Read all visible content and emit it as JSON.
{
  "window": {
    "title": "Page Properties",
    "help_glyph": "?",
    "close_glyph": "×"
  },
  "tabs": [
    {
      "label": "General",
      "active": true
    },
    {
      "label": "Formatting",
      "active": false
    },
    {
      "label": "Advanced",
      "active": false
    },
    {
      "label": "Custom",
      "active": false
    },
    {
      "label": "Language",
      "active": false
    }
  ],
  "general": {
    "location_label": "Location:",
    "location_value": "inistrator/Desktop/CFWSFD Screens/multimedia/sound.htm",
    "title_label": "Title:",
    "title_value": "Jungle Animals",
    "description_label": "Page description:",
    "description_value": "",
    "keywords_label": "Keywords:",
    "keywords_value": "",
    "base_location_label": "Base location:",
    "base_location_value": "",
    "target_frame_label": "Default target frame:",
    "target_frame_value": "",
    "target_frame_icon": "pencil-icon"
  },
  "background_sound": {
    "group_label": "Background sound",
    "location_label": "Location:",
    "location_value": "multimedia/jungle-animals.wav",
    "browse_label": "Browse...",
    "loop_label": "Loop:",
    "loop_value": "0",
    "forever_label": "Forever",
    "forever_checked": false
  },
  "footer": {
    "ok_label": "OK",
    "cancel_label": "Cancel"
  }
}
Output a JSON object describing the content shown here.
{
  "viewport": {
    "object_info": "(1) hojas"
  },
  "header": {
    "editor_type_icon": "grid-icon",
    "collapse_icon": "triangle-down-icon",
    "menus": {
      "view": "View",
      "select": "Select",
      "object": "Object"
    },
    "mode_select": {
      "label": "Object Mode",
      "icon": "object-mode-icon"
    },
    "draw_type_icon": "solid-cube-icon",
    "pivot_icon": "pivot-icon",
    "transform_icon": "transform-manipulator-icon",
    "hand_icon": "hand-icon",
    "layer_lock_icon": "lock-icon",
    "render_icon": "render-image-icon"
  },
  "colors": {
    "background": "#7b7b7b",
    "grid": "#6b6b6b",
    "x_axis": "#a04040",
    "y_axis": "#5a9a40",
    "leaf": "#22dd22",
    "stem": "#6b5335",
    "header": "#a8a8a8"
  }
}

- _What is needed_
Copy every line exactly. Leave nothing out.

- _Answer for the task_
Read all visible content and emit it as JSON.
{
  "window": {
    "title": "Page Properties",
    "help_glyph": "?",
    "close_glyph": "×"
  },
  "tabs": [
    {
      "label": "General",
      "active": true
    },
    {
      "label": "Formatting",
      "active": false
    },
    {
      "label": "Advanced",
      "active": false
    },
    {
      "label": "Custom",
      "active": false
    },
    {
      "label": "Language",
      "active": false
    }
  ],
  "general": {
    "location_label": "Location:",
    "location_value": "inistrator/Desktop/CFWSFD Screens/multimedia/sound.htm",
    "title_label": "Title:",
    "title_value": "Jungle Animals",
    "description_label": "Page description:",
    "description_value": "",
    "keywords_label": "Keywords:",
    "keywords_value": "",
    "base_location_label": "Base location:",
    "base_location_value": "",
    "target_frame_label": "Default target frame:",
    "target_frame_value": "",
    "target_frame_icon": "pencil-icon"
  },
  "background_sound": {
    "group_label": "Background sound",
    "location_label": "Location:",
    "location_value": "multimedia/jungle-animals.wav",
    "browse_label": "Browse...",
    "loop_label": "Loop:",
    "loop_value": "0",
    "forever_label": "Forever",
    "forever_checked": false
  },
  "footer": {
    "ok_label": "OK",
    "cancel_label": "Cancel"
  }
}
Output a JSON object describing the content shown here.
{
  "viewport": {
    "object_info": "(1) hojas"
  },
  "header": {
    "editor_type_icon": "grid-icon",
    "collapse_icon": "triangle-down-icon",
    "menus": {
      "view": "View",
      "select": "Select",
      "object": "Object"
    },
    "mode_select": {
      "label": "Object Mode",
      "icon": "object-mode-icon"
    },
    "draw_type_icon": "solid-cube-icon",
    "pivot_icon": "pivot-icon",
    "transform_icon": "transform-manipulator-icon",
    "hand_icon": "hand-icon",
    "layer_lock_icon": "lock-icon",
    "render_icon": "render-image-icon"
  },
  "colors": {
    "background": "#7b7b7b",
    "grid": "#6b6b6b",
    "x_axis": "#a04040",
    "y_axis": "#5a9a40",
    "leaf": "#22dd22",
    "stem": "#6b5335",
    "header": "#a8a8a8"
  }
}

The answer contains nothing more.